** Start Entries **

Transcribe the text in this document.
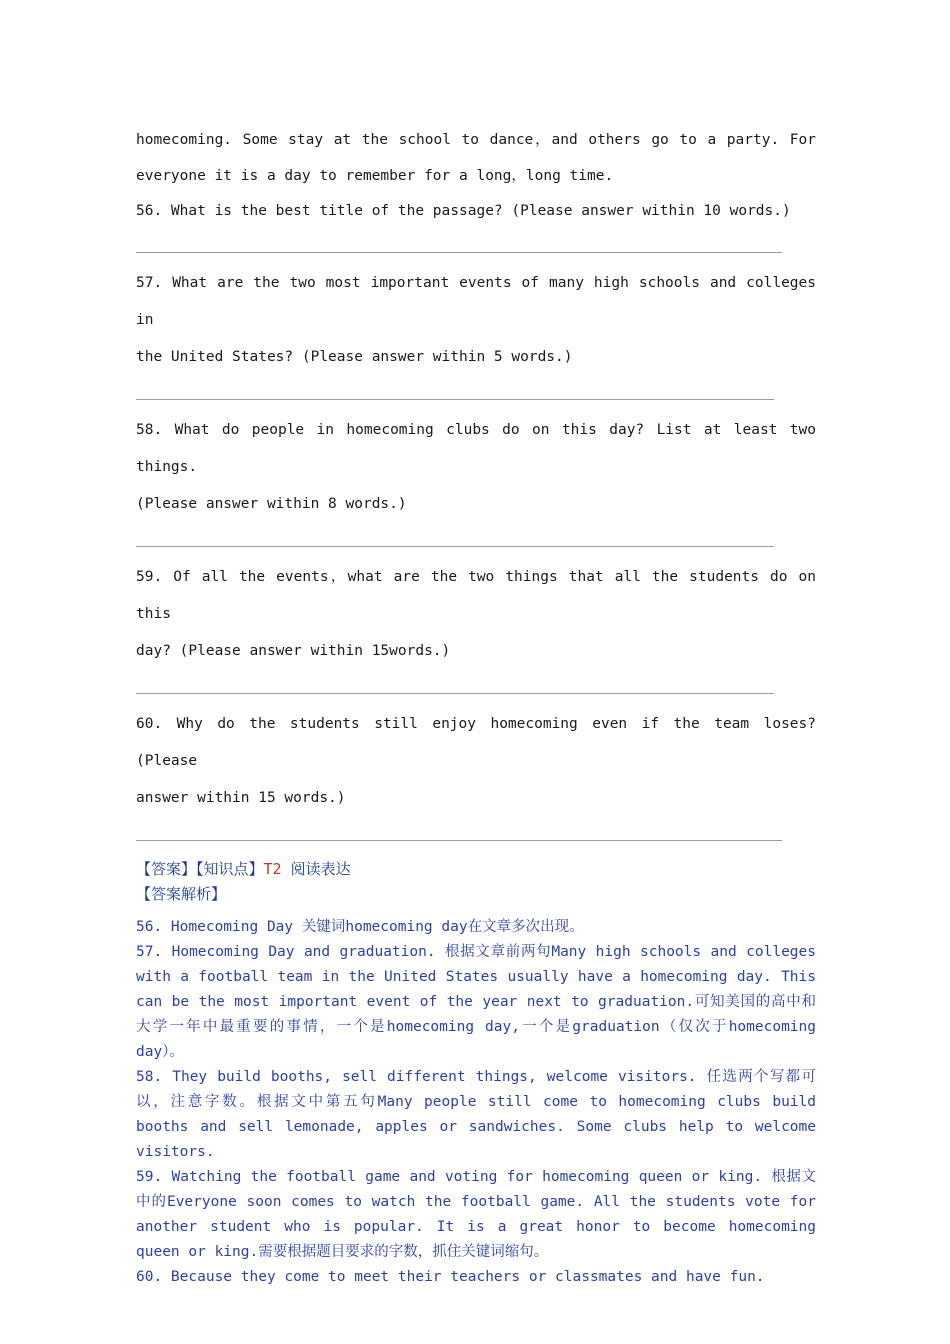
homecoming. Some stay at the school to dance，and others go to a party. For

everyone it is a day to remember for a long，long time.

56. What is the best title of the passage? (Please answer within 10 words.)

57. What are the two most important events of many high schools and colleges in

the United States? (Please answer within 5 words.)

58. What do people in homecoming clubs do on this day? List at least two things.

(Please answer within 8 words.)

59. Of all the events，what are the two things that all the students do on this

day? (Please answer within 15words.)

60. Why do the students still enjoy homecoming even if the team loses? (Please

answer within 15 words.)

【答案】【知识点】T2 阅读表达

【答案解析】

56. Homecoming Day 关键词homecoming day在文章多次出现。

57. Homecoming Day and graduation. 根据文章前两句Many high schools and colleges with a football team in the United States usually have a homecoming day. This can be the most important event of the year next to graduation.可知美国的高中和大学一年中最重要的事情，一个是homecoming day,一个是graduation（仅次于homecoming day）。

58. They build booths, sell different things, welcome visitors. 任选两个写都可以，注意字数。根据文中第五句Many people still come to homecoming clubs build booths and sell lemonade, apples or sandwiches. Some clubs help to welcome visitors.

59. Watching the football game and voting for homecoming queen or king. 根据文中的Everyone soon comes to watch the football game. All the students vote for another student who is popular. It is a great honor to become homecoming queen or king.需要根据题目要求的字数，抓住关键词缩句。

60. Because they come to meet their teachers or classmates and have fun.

** End Entries **

_Task objective_
Go through the listing above and list every line that has the word "students".

_Solution to this problem_
59. Of all the events，what are the two things that all the students do on this
60. Why do the students still enjoy homecoming even if the team loses? (Please
59. Watching the football game and voting for homecoming queen or king. 根据文中的Everyone soon comes to watch the football game. All the students vote for another student who is popular. It is a great honor to become homecoming queen or king.需要根据题目要求的字数，抓住关键词缩句。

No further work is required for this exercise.